DATA:
☆ ☆ ☆ ☆ ☆
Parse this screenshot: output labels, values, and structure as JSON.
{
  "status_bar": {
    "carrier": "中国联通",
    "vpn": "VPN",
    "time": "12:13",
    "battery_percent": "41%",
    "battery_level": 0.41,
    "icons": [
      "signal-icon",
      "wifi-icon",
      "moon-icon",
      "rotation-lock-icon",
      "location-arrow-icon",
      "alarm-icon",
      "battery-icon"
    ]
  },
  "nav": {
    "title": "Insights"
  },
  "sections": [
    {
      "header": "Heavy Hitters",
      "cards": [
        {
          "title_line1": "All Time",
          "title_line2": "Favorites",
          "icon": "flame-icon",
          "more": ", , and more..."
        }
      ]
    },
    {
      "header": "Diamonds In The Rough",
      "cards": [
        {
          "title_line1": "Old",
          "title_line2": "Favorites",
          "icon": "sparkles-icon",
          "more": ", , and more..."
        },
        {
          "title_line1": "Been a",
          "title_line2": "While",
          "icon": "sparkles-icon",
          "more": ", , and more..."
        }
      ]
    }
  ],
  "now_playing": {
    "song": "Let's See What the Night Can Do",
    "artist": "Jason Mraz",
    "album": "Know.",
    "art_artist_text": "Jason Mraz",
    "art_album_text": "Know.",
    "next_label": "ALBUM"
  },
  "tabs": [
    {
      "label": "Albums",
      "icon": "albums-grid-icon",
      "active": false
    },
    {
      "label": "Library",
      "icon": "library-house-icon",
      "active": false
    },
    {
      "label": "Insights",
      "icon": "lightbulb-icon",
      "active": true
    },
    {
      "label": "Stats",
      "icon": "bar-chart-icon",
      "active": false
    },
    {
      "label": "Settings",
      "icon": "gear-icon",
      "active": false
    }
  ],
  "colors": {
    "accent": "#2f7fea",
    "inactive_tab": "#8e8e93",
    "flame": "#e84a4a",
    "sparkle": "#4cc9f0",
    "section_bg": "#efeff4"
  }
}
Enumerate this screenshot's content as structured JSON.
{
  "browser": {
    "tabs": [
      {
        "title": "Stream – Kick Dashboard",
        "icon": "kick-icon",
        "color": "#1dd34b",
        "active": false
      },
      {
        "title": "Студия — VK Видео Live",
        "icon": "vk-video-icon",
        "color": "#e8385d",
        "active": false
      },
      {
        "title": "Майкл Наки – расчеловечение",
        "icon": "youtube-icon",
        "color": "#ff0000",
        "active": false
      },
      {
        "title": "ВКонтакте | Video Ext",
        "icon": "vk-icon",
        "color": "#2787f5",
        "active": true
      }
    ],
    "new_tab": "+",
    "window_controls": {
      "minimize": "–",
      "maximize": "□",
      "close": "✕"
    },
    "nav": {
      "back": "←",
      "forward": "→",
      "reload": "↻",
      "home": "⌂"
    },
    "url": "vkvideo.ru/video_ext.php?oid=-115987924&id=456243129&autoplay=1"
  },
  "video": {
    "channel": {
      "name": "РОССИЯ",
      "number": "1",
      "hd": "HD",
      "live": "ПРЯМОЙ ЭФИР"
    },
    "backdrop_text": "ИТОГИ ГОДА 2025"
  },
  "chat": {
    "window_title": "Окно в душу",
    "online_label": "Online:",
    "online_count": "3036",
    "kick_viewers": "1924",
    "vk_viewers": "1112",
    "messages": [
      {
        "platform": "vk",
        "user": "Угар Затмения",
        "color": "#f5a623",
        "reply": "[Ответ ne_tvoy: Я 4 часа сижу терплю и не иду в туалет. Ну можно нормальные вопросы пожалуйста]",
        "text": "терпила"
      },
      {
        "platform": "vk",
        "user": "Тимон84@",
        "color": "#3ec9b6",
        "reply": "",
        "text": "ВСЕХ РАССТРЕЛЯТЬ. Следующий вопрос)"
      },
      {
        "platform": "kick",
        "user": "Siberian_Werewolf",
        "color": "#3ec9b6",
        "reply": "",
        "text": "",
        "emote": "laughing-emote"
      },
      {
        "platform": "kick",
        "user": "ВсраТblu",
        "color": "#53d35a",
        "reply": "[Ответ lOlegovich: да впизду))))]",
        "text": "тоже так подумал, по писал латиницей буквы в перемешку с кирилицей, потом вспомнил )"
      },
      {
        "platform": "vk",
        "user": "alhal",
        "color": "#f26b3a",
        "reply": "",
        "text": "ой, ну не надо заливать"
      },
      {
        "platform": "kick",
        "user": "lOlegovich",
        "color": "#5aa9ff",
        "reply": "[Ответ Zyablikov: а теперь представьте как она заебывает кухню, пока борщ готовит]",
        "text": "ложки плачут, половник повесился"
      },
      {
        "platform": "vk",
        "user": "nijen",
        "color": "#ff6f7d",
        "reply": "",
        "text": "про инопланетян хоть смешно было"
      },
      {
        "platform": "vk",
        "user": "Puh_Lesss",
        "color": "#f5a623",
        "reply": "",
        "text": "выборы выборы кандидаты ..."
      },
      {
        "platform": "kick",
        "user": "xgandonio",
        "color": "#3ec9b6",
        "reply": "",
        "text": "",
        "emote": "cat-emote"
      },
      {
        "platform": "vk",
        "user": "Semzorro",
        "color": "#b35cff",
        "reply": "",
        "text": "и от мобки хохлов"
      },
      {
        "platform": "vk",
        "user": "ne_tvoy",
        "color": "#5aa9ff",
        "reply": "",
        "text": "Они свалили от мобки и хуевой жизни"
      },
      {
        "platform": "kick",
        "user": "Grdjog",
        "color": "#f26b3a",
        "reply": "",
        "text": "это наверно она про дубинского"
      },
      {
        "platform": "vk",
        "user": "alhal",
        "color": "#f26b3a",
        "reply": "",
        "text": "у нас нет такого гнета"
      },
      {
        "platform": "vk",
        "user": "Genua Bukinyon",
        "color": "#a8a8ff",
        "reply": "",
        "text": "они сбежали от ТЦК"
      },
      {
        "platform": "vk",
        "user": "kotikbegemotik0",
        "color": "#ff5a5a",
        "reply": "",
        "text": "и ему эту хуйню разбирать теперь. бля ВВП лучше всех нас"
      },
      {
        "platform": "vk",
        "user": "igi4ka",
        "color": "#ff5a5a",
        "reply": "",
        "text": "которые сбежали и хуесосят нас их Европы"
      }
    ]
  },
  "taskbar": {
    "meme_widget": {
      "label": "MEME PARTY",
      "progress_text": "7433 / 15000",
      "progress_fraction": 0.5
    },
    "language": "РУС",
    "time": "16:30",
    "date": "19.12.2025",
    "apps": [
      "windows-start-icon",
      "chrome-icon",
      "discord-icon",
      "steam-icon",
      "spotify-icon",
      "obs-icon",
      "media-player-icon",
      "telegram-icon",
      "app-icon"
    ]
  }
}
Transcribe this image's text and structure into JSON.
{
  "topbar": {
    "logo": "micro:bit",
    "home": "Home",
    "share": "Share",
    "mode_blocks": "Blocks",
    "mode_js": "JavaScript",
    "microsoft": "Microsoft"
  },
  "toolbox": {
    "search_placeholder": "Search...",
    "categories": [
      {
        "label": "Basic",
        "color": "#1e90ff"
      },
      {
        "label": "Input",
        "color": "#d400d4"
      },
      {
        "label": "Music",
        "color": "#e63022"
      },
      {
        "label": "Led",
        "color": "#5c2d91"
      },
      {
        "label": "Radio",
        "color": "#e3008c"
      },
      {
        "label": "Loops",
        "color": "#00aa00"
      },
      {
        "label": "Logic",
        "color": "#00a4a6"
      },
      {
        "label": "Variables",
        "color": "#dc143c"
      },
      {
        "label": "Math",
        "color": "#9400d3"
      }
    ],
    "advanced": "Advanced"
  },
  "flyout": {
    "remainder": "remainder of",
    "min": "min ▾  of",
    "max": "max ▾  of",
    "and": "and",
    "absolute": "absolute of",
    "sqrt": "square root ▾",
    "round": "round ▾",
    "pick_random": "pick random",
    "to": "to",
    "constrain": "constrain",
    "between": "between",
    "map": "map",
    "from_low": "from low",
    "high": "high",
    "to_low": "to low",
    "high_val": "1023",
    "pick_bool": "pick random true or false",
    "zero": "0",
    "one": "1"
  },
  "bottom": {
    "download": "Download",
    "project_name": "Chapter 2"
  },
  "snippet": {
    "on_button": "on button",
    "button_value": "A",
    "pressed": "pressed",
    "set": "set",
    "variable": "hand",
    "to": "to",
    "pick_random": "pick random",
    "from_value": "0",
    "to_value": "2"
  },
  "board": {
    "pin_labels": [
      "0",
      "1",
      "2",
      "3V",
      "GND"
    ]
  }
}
☆ ☆ ☆ ☆ ☆
WHAT THE EXERCISE ASKS: Scan the listing above and copy all lines containing the word "мобки".

OUTPUT FOR THIS EXERCISE:
        "text": "и от мобки хохлов"
        "text": "Они свалили от мобки и хуевой жизни"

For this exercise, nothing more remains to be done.